#### [Fragmento de la página]
*-*-*
Algo similar podría decirse sobre el aciago destino de las mujeres afganas. Dado el papel que en medios y redes sociales suele tener la burka como símbolo de los problemas del país, cabría decir lo siguiente sobre la imagen pública de las mujeres afganas: las fotos en las que estas lucen trajes de baño occidentales o faldas cortas son en forma invariable de los años 70. Es decir, se tomaron durante la monarquía que llegó a su fin en 1973, o durante el breve período republicano que le sucedió. Pero también se trata, invariablemente, de mujeres provenientes de las élites urbanas del país.
En realidad, no existen imágenes más significativas de mujeres de estratos populares con protagonismo político en Afganistán, que aquellas en las que estas se encuentran en formación militar portando armas de guerra. Claro, hoy pocos reivindican esas imágenes porque corresponden al período en el cual Afganistán fue gobernado por una dictadura comunista respaldada por la Unión Soviética. Pero también fue una dictadura lo que instauraron los muyahidines que derrocaron al régimen comunista, con el respaldo de Estados Unidos. Y la dictadura de los muyahidines implicó un retroceso significativo en materia de derechos de la mujer.
*-*-*
#### [Lista de actividades]
A – Según el texto sobre las mujeres afganas, ¿por qué hoy pocos reivindican las imágenes de mujeres de estratos populares en formación militar con armas de guerra? Explícalo en una a tres oraciones.
B – Reproduce del texto sobre las mujeres afganas el tramo que va desde "Algo similar podría" hasta "urbanas del país.".
C – De acuerdo con el texto sobre las mujeres afganas, ¿en qué año llegó a su fin la monarquía?
*-*-*
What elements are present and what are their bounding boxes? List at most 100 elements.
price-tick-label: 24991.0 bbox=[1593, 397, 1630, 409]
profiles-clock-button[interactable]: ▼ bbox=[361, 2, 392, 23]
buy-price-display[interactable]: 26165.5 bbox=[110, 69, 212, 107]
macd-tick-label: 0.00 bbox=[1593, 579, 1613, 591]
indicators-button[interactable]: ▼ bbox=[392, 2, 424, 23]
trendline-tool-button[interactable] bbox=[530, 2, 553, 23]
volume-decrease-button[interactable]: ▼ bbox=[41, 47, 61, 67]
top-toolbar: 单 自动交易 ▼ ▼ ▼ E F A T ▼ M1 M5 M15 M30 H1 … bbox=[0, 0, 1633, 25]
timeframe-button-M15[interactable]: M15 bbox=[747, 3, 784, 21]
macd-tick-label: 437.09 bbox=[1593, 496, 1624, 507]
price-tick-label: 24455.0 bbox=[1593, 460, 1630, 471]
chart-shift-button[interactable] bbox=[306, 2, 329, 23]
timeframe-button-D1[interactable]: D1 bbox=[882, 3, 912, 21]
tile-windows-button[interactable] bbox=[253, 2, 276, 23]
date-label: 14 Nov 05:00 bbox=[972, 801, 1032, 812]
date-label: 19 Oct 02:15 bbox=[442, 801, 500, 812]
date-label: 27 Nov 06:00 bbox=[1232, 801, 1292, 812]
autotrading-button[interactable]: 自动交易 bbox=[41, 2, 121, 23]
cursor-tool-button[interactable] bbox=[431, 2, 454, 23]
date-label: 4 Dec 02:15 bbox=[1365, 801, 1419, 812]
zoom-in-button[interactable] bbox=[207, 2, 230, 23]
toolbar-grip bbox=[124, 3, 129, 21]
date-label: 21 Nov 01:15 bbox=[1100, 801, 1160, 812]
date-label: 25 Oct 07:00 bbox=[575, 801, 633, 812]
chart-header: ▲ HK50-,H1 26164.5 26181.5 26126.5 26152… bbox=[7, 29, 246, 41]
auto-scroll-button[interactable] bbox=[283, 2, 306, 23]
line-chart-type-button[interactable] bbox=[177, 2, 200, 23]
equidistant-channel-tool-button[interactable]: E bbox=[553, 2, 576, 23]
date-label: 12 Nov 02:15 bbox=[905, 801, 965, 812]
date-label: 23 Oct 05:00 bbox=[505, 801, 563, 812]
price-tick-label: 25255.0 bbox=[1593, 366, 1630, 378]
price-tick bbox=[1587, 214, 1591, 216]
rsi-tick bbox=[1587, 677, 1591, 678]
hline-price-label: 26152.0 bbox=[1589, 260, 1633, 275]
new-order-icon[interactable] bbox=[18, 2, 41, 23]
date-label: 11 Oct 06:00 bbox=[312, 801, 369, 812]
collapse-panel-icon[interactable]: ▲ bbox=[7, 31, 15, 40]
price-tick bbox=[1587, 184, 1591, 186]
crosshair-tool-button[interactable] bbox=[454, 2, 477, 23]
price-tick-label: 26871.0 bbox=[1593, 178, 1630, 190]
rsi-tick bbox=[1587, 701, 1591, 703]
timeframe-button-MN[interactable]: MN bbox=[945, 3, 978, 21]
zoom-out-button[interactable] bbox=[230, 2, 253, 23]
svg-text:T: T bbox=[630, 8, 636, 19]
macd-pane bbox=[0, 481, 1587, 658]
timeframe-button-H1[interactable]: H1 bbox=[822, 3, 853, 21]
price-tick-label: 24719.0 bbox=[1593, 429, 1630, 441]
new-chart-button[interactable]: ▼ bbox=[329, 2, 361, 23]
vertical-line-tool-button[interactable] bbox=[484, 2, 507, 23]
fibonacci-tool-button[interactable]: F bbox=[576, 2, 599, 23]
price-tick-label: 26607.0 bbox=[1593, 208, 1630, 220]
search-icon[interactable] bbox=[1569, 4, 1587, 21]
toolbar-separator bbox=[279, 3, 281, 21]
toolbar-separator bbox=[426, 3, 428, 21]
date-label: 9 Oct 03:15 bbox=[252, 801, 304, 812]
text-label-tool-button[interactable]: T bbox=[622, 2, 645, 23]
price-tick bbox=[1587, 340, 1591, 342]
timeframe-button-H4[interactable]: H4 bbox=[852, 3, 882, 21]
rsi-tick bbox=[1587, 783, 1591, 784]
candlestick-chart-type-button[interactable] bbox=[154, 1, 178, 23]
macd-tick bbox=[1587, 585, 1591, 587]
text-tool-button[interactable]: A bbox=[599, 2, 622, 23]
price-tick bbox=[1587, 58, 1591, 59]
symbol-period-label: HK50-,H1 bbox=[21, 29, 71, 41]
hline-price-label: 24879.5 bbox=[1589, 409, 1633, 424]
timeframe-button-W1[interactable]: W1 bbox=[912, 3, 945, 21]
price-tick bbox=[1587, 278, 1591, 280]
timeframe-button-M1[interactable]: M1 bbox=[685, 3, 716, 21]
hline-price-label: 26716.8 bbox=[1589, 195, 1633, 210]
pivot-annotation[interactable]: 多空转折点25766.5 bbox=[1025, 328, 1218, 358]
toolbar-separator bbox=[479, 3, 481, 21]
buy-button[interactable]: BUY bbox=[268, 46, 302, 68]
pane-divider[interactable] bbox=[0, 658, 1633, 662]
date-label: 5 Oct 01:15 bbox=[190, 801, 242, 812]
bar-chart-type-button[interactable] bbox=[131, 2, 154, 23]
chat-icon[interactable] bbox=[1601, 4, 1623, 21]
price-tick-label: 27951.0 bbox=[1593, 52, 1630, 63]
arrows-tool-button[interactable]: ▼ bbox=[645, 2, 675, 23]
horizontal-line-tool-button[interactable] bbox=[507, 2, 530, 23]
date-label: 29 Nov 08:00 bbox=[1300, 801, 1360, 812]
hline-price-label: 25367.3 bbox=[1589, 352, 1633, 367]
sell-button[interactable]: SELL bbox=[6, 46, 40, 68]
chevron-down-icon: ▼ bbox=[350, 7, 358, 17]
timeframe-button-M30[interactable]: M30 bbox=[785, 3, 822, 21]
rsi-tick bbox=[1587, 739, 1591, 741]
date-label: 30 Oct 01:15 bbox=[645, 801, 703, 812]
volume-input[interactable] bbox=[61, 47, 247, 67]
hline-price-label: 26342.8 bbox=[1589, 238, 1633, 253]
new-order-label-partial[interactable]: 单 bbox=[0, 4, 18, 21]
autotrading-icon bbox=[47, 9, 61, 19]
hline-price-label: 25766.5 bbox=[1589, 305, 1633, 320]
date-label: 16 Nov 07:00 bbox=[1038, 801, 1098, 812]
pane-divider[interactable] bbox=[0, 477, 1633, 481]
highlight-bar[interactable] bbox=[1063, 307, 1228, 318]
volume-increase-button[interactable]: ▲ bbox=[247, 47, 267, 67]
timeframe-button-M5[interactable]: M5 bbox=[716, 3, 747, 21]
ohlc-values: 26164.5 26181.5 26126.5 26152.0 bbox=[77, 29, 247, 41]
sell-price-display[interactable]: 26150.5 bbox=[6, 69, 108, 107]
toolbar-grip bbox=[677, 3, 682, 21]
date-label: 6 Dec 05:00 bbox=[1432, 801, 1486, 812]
*-*-*
#### [Respuestas en orden]
A – Pocos las reivindican porque esas imágenes corresponden al período en que Afganistán fue gobernado por una dictadura comunista respaldada por la Unión Soviética.

B –
Algo similar podría decirse sobre el aciago destino de las mujeres afganas. Dado el papel que en medios y redes sociales suele tener la burka como símbolo de los problemas del país, cabría decir lo siguiente sobre la imagen pública de las mujeres afganas: las fotos en las que estas lucen trajes de baño occidentales o faldas cortas son en forma invariable de los años 70. Es decir, se tomaron durante la monarquía que llegó a su fin en 1973, o durante el breve período republicano que le sucedió. Pero también se trata, invariablemente, de mujeres provenientes de las élites urbanas del país.

C – En 1973.